### Work to do
Copy out all of the material, matching it word for word.

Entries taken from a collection
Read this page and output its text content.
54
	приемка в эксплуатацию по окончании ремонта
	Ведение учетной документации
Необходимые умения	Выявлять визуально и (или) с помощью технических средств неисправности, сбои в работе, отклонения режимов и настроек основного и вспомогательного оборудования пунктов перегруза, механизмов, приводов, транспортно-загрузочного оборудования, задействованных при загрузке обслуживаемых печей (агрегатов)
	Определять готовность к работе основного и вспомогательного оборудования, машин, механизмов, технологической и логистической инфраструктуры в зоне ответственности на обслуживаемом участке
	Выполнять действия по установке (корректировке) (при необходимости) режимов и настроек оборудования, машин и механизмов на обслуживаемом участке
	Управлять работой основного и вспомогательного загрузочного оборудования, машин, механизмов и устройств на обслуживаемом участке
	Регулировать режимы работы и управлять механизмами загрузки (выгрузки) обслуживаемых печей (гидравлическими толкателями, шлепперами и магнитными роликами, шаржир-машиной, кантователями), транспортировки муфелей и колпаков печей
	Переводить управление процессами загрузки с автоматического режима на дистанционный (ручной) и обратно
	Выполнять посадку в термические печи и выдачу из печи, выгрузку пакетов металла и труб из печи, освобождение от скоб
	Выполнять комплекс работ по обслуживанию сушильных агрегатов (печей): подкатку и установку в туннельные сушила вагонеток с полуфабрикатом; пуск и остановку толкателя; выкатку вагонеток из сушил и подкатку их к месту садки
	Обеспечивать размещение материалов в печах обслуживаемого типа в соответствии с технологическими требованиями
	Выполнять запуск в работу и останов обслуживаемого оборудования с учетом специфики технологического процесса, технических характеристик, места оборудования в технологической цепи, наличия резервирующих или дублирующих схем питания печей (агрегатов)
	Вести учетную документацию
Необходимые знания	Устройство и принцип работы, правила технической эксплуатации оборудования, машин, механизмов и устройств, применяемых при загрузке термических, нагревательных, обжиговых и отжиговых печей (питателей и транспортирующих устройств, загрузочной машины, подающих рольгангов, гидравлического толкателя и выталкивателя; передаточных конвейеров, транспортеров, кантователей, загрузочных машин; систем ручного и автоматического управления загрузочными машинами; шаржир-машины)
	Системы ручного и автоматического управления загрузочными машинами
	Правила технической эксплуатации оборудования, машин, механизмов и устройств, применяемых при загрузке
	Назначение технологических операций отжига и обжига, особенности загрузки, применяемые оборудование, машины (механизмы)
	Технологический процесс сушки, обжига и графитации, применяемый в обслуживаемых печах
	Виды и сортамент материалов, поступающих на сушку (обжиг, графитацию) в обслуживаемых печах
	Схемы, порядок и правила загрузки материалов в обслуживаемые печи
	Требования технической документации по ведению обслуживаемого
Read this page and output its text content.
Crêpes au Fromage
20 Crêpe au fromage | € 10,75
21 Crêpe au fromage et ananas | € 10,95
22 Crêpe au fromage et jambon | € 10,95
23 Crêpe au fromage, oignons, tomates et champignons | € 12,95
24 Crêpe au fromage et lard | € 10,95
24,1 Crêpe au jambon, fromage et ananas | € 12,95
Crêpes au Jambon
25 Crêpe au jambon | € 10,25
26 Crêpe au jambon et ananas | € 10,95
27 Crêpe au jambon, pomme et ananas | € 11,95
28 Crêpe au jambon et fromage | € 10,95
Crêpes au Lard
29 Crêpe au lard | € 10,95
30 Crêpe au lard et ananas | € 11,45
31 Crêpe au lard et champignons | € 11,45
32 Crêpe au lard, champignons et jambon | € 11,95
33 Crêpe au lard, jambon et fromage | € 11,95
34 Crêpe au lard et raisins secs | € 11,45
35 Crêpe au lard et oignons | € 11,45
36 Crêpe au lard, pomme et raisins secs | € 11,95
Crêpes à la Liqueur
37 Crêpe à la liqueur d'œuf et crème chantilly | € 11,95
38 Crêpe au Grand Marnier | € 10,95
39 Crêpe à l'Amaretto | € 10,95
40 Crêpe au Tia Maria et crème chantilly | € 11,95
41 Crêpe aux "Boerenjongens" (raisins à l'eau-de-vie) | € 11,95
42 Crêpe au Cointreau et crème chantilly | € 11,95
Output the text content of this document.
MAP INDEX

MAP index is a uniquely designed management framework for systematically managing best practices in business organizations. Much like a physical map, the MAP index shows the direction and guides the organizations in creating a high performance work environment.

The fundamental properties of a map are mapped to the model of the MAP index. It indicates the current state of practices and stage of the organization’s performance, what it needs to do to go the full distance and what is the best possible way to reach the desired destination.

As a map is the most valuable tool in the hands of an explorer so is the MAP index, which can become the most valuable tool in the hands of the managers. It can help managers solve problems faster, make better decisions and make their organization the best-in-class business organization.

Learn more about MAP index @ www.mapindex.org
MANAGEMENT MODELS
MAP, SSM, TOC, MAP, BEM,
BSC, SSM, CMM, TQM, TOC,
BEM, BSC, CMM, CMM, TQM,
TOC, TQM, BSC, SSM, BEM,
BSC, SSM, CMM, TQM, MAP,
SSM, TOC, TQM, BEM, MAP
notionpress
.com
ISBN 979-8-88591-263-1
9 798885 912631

### Exercise solution
Read this page and output its text content.
54
	приемка в эксплуатацию по окончании ремонта
	Ведение учетной документации
Необходимые умения	Выявлять визуально и (или) с помощью технических средств неисправности, сбои в работе, отклонения режимов и настроек основного и вспомогательного оборудования пунктов перегруза, механизмов, приводов, транспортно-загрузочного оборудования, задействованных при загрузке обслуживаемых печей (агрегатов)
	Определять готовность к работе основного и вспомогательного оборудования, машин, механизмов, технологической и логистической инфраструктуры в зоне ответственности на обслуживаемом участке
	Выполнять действия по установке (корректировке) (при необходимости) режимов и настроек оборудования, машин и механизмов на обслуживаемом участке
	Управлять работой основного и вспомогательного загрузочного оборудования, машин, механизмов и устройств на обслуживаемом участке
	Регулировать режимы работы и управлять механизмами загрузки (выгрузки) обслуживаемых печей (гидравлическими толкателями, шлепперами и магнитными роликами, шаржир-машиной, кантователями), транспортировки муфелей и колпаков печей
	Переводить управление процессами загрузки с автоматического режима на дистанционный (ручной) и обратно
	Выполнять посадку в термические печи и выдачу из печи, выгрузку пакетов металла и труб из печи, освобождение от скоб
	Выполнять комплекс работ по обслуживанию сушильных агрегатов (печей): подкатку и установку в туннельные сушила вагонеток с полуфабрикатом; пуск и остановку толкателя; выкатку вагонеток из сушил и подкатку их к месту садки
	Обеспечивать размещение материалов в печах обслуживаемого типа в соответствии с технологическими требованиями
	Выполнять запуск в работу и останов обслуживаемого оборудования с учетом специфики технологического процесса, технических характеристик, места оборудования в технологической цепи, наличия резервирующих или дублирующих схем питания печей (агрегатов)
	Вести учетную документацию
Необходимые знания	Устройство и принцип работы, правила технической эксплуатации оборудования, машин, механизмов и устройств, применяемых при загрузке термических, нагревательных, обжиговых и отжиговых печей (питателей и транспортирующих устройств, загрузочной машины, подающих рольгангов, гидравлического толкателя и выталкивателя; передаточных конвейеров, транспортеров, кантователей, загрузочных машин; систем ручного и автоматического управления загрузочными машинами; шаржир-машины)
	Системы ручного и автоматического управления загрузочными машинами
	Правила технической эксплуатации оборудования, машин, механизмов и устройств, применяемых при загрузке
	Назначение технологических операций отжига и обжига, особенности загрузки, применяемые оборудование, машины (механизмы)
	Технологический процесс сушки, обжига и графитации, применяемый в обслуживаемых печах
	Виды и сортамент материалов, поступающих на сушку (обжиг, графитацию) в обслуживаемых печах
	Схемы, порядок и правила загрузки материалов в обслуживаемые печи
	Требования технической документации по ведению обслуживаемого
Read this page and output its text content.
Crêpes au Fromage
20 Crêpe au fromage | € 10,75
21 Crêpe au fromage et ananas | € 10,95
22 Crêpe au fromage et jambon | € 10,95
23 Crêpe au fromage, oignons, tomates et champignons | € 12,95
24 Crêpe au fromage et lard | € 10,95
24,1 Crêpe au jambon, fromage et ananas | € 12,95
Crêpes au Jambon
25 Crêpe au jambon | € 10,25
26 Crêpe au jambon et ananas | € 10,95
27 Crêpe au jambon, pomme et ananas | € 11,95
28 Crêpe au jambon et fromage | € 10,95
Crêpes au Lard
29 Crêpe au lard | € 10,95
30 Crêpe au lard et ananas | € 11,45
31 Crêpe au lard et champignons | € 11,45
32 Crêpe au lard, champignons et jambon | € 11,95
33 Crêpe au lard, jambon et fromage | € 11,95
34 Crêpe au lard et raisins secs | € 11,45
35 Crêpe au lard et oignons | € 11,45
36 Crêpe au lard, pomme et raisins secs | € 11,95
Crêpes à la Liqueur
37 Crêpe à la liqueur d'œuf et crème chantilly | € 11,95
38 Crêpe au Grand Marnier | € 10,95
39 Crêpe à l'Amaretto | € 10,95
40 Crêpe au Tia Maria et crème chantilly | € 11,95
41 Crêpe aux "Boerenjongens" (raisins à l'eau-de-vie) | € 11,95
42 Crêpe au Cointreau et crème chantilly | € 11,95
Output the text content of this document.
MAP INDEX

MAP index is a uniquely designed management framework for systematically managing best practices in business organizations. Much like a physical map, the MAP index shows the direction and guides the organizations in creating a high performance work environment.

The fundamental properties of a map are mapped to the model of the MAP index. It indicates the current state of practices and stage of the organization’s performance, what it needs to do to go the full distance and what is the best possible way to reach the desired destination.

As a map is the most valuable tool in the hands of an explorer so is the MAP index, which can become the most valuable tool in the hands of the managers. It can help managers solve problems faster, make better decisions and make their organization the best-in-class business organization.

Learn more about MAP index @ www.mapindex.org
MANAGEMENT MODELS
MAP, SSM, TOC, MAP, BEM,
BSC, SSM, CMM, TQM, TOC,
BEM, BSC, CMM, CMM, TQM,
TOC, TQM, BSC, SSM, BEM,
BSC, SSM, CMM, TQM, MAP,
SSM, TOC, TQM, BEM, MAP
notionpress
.com
ISBN 979-8-88591-263-1
9 798885 912631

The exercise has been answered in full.